» **Directions for this task**:
In the listing below, find every line containing "严格要求自己" and copy it out.

» **Source material**:
◇ ◇ ◇ ◇
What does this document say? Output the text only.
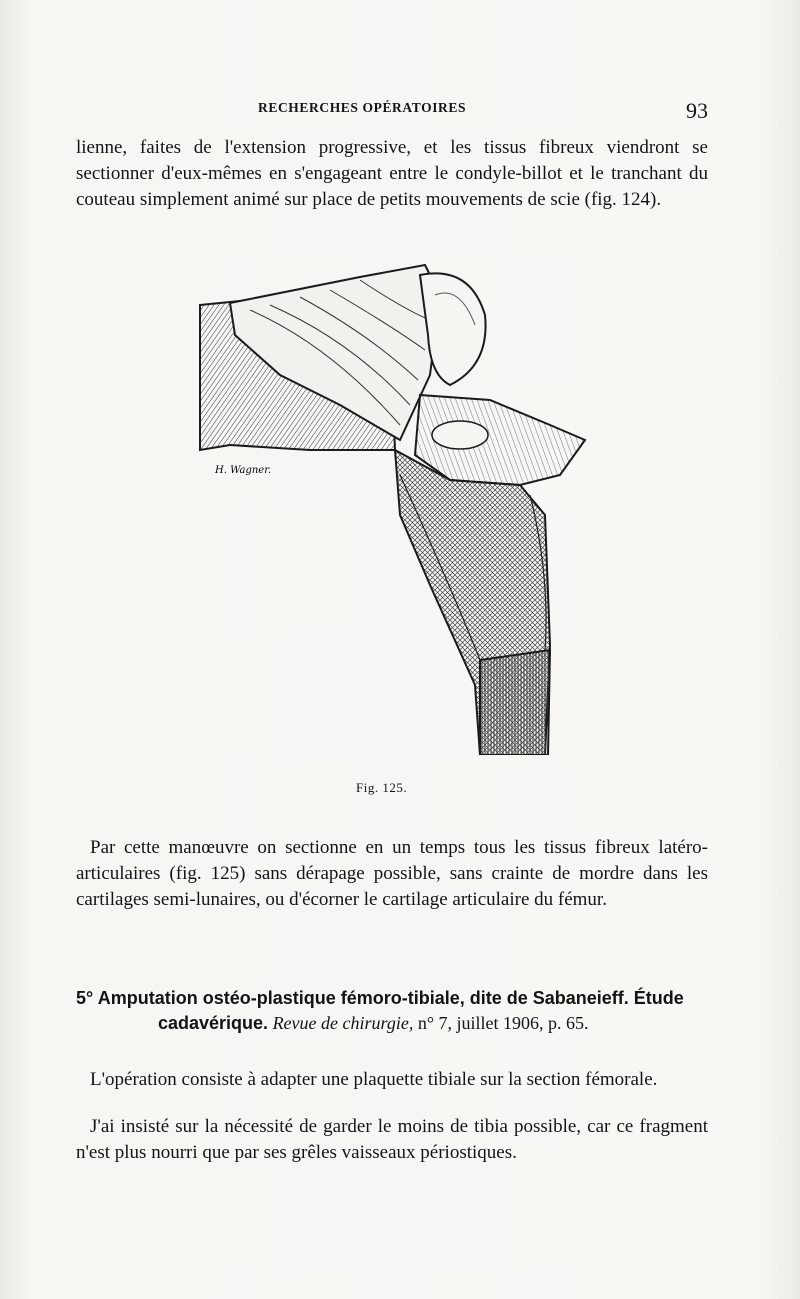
RECHERCHES OPÉRATOIRES	93

lienne, faites de l'extension progressive, et les tissus fibreux viendront se sectionner d'eux-mêmes en s'engageant entre le condyle-billot et le tranchant du couteau simplement animé sur place de petits mouvements de scie (fig. 124).

H. Wagner.
Fig. 125.

Par cette manœuvre on sectionne en un temps tous les tissus fibreux latéro-articulaires (fig. 125) sans dérapage possible, sans crainte de mordre dans les cartilages semi-lunaires, ou d'écorner le cartilage articulaire du fémur.

5° Amputation ostéo-plastique fémoro-tibiale, dite de Sabaneieff. Étude
cadavérique. Revue de chirurgie, n° 7, juillet 1906, p. 65.

L'opération consiste à adapter une plaquette tibiale sur la section fémorale.

J'ai insisté sur la nécessité de garder le moins de tibia possible, car ce fragment n'est plus nourri que par ses grêles vaisseaux périostiques.
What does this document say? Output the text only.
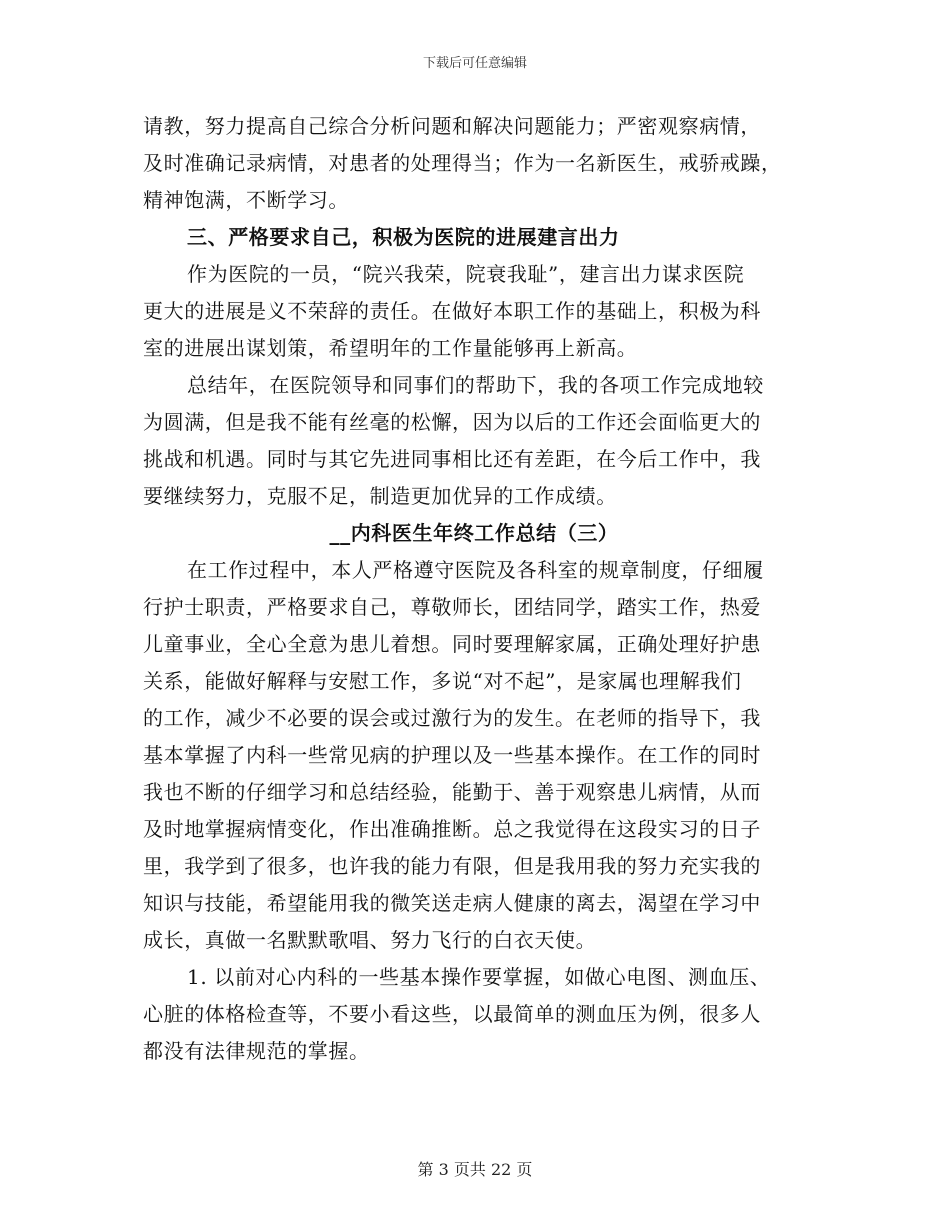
下载后可任意编辑
请教，努力提高自己综合分析问题和解决问题能力；严密观察病情，
及时准确记录病情，对患者的处理得当；作为一名新医生，戒骄戒躁，
精神饱满，不断学习。
三、严格要求自己，积极为医院的进展建言出力
作为医院的一员，“院兴我荣，院衰我耻”，建言出力谋求医院
更大的进展是义不荣辞的责任。在做好本职工作的基础上，积极为科
室的进展出谋划策，希望明年的工作量能够再上新高。
总结年，在医院领导和同事们的帮助下，我的各项工作完成地较
为圆满，但是我不能有丝毫的松懈，因为以后的工作还会面临更大的
挑战和机遇。同时与其它先进同事相比还有差距，在今后工作中，我
要继续努力，克服不足，制造更加优异的工作成绩。
__内科医生年终工作总结（三）
在工作过程中，本人严格遵守医院及各科室的规章制度，仔细履
行护士职责，严格要求自己，尊敬师长，团结同学，踏实工作，热爱
儿童事业，全心全意为患儿着想。同时要理解家属，正确处理好护患
关系，能做好解释与安慰工作，多说“对不起”，是家属也理解我们
的工作，减少不必要的误会或过激行为的发生。在老师的指导下，我
基本掌握了内科一些常见病的护理以及一些基本操作。在工作的同时
我也不断的仔细学习和总结经验，能勤于、善于观察患儿病情，从而
及时地掌握病情变化，作出准确推断。总之我觉得在这段实习的日子
里，我学到了很多，也许我的能力有限，但是我用我的努力充实我的
知识与技能，希望能用我的微笑送走病人健康的离去，渴望在学习中
成长，真做一名默默歌唱、努力飞行的白衣天使。
1. 以前对心内科的一些基本操作要掌握，如做心电图、测血压、
心脏的体格检查等，不要小看这些，以最简单的测血压为例，很多人
都没有法律规范的掌握。
第 3 页共 22 页
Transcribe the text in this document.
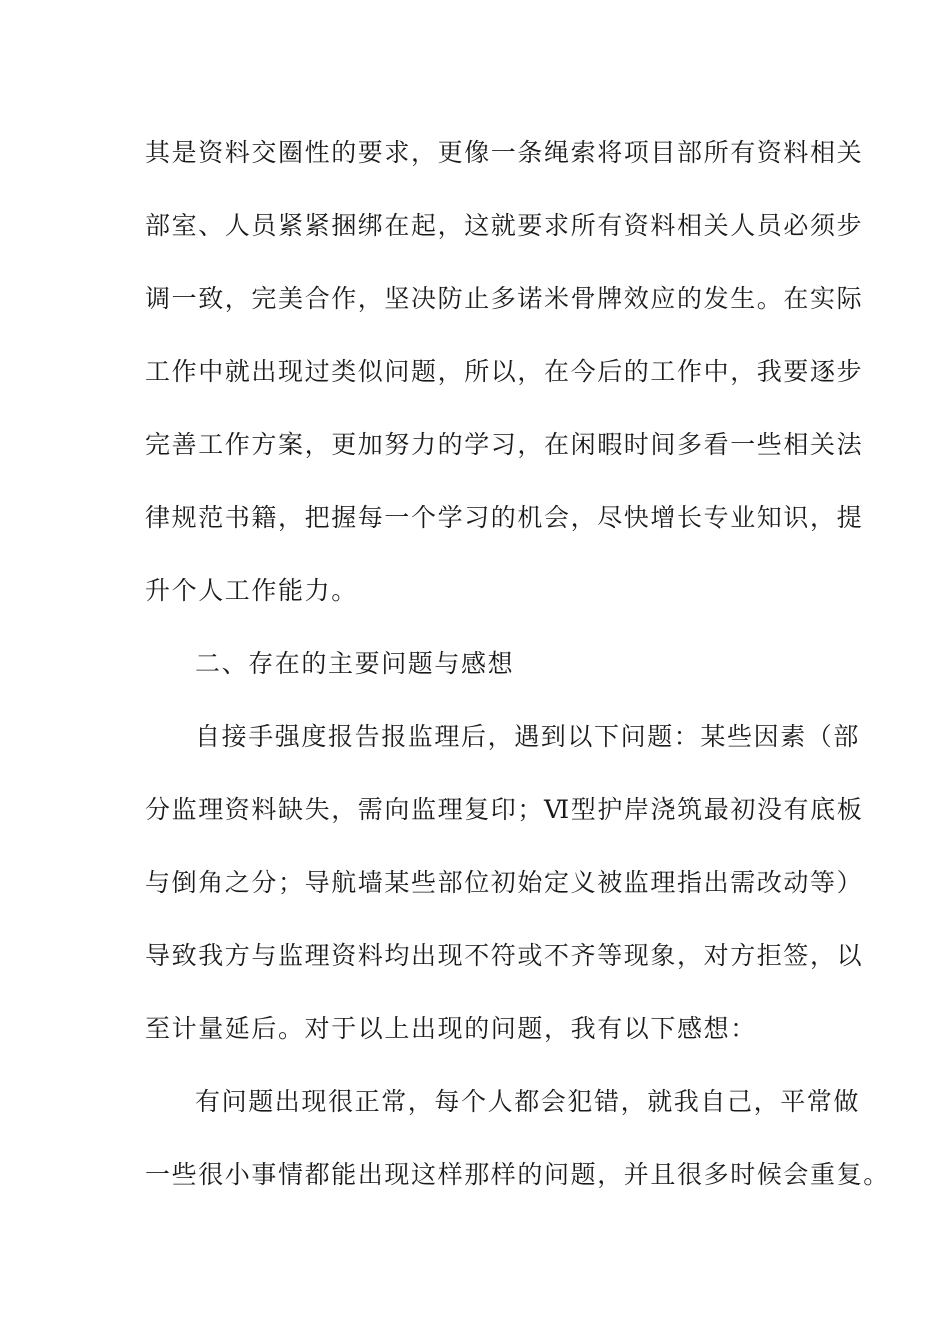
其是资料交圈性的要求，更像一条绳索将项目部所有资料相关
部室、人员紧紧捆绑在起，这就要求所有资料相关人员必须步
调一致，完美合作，坚决防止多诺米骨牌效应的发生。在实际
工作中就出现过类似问题，所以，在今后的工作中，我要逐步
完善工作方案，更加努力的学习，在闲暇时间多看一些相关法
律规范书籍，把握每一个学习的机会，尽快增长专业知识，提
升个人工作能力。
二、存在的主要问题与感想
自接手强度报告报监理后，遇到以下问题：某些因素（部
分监理资料缺失，需向监理复印；Ⅵ型护岸浇筑最初没有底板
与倒角之分；导航墙某些部位初始定义被监理指出需改动等）
导致我方与监理资料均出现不符或不齐等现象，对方拒签，以
至计量延后。对于以上出现的问题，我有以下感想：
有问题出现很正常，每个人都会犯错，就我自己，平常做
一些很小事情都能出现这样那样的问题，并且很多时候会重复。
◇ ◇ ◇ ◇
» **Result of this exercise**:
三、严格要求自己，积极为医院的进展建言出力
行护士职责，严格要求自己，尊敬师长，团结同学，踏实工作，热爱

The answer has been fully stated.